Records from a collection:

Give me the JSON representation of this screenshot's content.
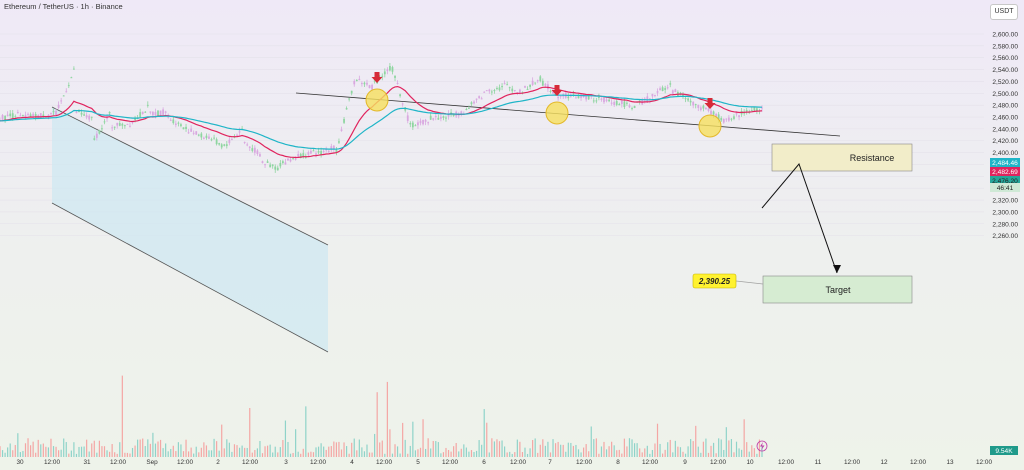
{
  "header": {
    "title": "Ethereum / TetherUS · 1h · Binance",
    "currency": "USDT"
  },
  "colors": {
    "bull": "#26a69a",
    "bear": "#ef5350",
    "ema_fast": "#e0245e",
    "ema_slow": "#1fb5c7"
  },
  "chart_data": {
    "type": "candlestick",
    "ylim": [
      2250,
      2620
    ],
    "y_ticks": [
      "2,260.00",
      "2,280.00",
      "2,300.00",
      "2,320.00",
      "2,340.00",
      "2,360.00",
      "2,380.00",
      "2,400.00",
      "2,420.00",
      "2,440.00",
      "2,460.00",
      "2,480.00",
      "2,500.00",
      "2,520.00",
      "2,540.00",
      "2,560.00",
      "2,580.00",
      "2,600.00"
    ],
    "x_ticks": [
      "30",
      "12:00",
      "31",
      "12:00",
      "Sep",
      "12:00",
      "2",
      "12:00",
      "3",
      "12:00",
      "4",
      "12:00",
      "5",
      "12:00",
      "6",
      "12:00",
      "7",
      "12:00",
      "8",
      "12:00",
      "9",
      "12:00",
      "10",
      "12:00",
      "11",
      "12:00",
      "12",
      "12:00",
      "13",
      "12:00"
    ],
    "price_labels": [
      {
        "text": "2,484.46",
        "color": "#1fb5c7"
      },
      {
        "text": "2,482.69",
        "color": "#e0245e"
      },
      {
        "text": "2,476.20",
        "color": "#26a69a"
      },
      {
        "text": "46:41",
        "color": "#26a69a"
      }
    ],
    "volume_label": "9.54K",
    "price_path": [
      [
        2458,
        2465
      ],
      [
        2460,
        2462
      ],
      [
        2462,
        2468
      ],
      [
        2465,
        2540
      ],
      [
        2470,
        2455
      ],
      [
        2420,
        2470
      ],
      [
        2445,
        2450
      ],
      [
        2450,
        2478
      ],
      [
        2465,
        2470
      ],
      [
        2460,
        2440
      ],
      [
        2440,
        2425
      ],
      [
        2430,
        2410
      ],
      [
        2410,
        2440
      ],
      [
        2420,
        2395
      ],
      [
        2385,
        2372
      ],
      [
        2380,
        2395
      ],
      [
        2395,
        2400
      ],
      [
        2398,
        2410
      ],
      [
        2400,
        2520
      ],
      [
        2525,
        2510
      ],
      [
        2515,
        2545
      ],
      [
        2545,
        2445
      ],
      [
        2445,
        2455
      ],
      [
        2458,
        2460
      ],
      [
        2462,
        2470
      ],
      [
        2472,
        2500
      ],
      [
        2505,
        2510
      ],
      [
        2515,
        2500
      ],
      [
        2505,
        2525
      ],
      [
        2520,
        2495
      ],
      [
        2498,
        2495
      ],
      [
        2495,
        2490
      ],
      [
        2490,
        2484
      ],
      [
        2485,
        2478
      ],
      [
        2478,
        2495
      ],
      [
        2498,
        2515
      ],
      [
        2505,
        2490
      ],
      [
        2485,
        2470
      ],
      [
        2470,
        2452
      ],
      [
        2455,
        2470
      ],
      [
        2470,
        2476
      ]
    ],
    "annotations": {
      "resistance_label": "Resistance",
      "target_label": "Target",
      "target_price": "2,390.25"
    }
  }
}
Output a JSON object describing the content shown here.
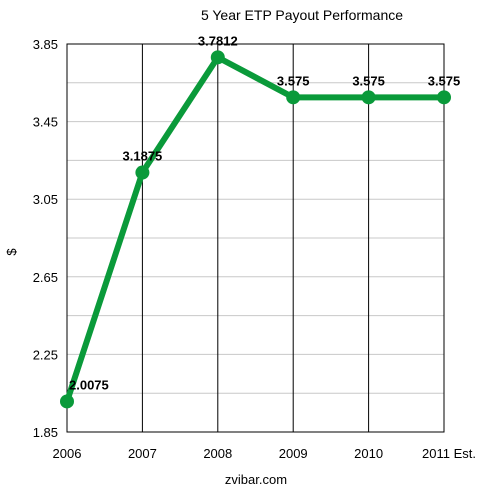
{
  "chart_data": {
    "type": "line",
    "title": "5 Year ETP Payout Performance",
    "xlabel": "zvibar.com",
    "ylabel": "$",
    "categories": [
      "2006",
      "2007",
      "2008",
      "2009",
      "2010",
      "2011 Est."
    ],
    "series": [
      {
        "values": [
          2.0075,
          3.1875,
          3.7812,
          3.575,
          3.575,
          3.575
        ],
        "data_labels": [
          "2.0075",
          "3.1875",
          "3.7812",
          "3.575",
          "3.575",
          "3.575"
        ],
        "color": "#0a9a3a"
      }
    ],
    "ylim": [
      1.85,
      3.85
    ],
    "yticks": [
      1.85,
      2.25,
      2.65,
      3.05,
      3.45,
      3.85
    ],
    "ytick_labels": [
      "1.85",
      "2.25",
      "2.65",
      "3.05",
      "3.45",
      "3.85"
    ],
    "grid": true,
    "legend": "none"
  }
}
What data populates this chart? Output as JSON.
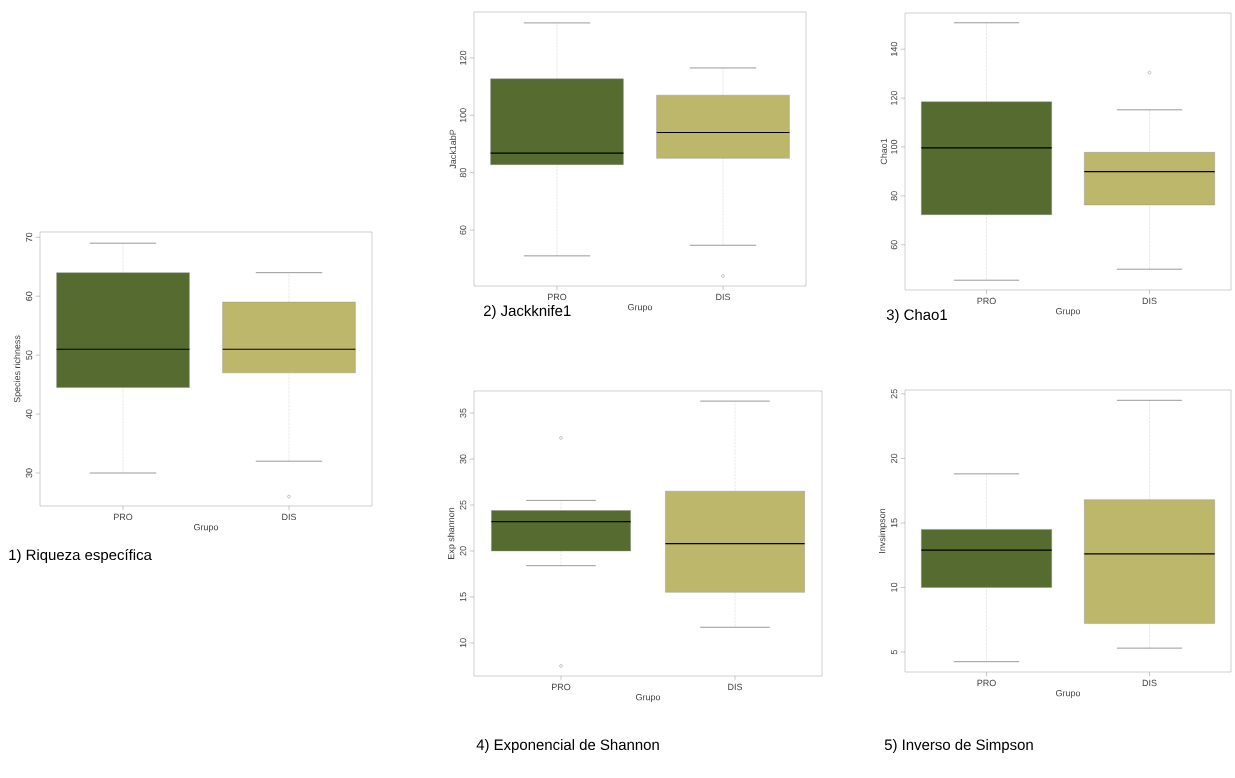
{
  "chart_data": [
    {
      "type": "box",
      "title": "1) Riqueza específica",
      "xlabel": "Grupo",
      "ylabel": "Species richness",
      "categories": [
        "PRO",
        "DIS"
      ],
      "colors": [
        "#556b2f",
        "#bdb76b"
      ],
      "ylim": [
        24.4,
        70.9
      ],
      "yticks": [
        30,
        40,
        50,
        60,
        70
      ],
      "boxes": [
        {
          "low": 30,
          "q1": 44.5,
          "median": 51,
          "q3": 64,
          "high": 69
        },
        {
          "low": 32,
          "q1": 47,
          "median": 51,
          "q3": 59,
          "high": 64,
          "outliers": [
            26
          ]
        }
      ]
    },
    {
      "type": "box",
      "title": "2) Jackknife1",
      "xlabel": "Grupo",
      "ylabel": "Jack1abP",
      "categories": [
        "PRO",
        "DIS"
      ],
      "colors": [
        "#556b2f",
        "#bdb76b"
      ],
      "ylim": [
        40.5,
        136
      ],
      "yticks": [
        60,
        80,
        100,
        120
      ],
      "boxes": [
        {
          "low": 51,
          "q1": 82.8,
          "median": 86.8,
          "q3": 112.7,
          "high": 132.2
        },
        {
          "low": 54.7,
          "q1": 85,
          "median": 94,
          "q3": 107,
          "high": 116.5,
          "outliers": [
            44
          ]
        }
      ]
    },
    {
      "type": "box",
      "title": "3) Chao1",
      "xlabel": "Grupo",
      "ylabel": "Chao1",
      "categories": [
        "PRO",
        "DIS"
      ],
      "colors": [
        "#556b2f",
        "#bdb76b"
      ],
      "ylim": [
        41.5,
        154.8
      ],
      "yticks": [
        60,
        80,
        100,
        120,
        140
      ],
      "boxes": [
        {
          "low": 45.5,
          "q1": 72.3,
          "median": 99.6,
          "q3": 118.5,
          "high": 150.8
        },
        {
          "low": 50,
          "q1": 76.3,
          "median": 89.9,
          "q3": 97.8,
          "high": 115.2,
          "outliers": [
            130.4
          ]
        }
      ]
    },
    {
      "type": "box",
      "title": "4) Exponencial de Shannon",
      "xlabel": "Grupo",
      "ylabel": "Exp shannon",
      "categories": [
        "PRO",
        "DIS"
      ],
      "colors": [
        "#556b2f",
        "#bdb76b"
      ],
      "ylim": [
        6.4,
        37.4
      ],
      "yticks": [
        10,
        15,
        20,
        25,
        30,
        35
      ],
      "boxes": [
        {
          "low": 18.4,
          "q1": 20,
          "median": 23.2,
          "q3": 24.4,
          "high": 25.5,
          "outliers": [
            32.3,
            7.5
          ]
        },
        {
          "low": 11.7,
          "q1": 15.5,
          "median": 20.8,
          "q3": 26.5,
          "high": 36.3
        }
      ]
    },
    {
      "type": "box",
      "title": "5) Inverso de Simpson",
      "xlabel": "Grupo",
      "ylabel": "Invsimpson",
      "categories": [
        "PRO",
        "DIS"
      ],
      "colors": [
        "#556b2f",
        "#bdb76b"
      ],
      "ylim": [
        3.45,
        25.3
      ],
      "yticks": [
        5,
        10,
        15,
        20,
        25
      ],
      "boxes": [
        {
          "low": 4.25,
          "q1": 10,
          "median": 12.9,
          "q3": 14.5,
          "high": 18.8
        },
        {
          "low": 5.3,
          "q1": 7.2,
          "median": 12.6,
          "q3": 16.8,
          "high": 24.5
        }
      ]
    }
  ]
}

### [DIRECTIVE]
Say how many lines of the data hold the string "content". Reply with the number alone.

### [RESULT OF THE EXERCISE]
2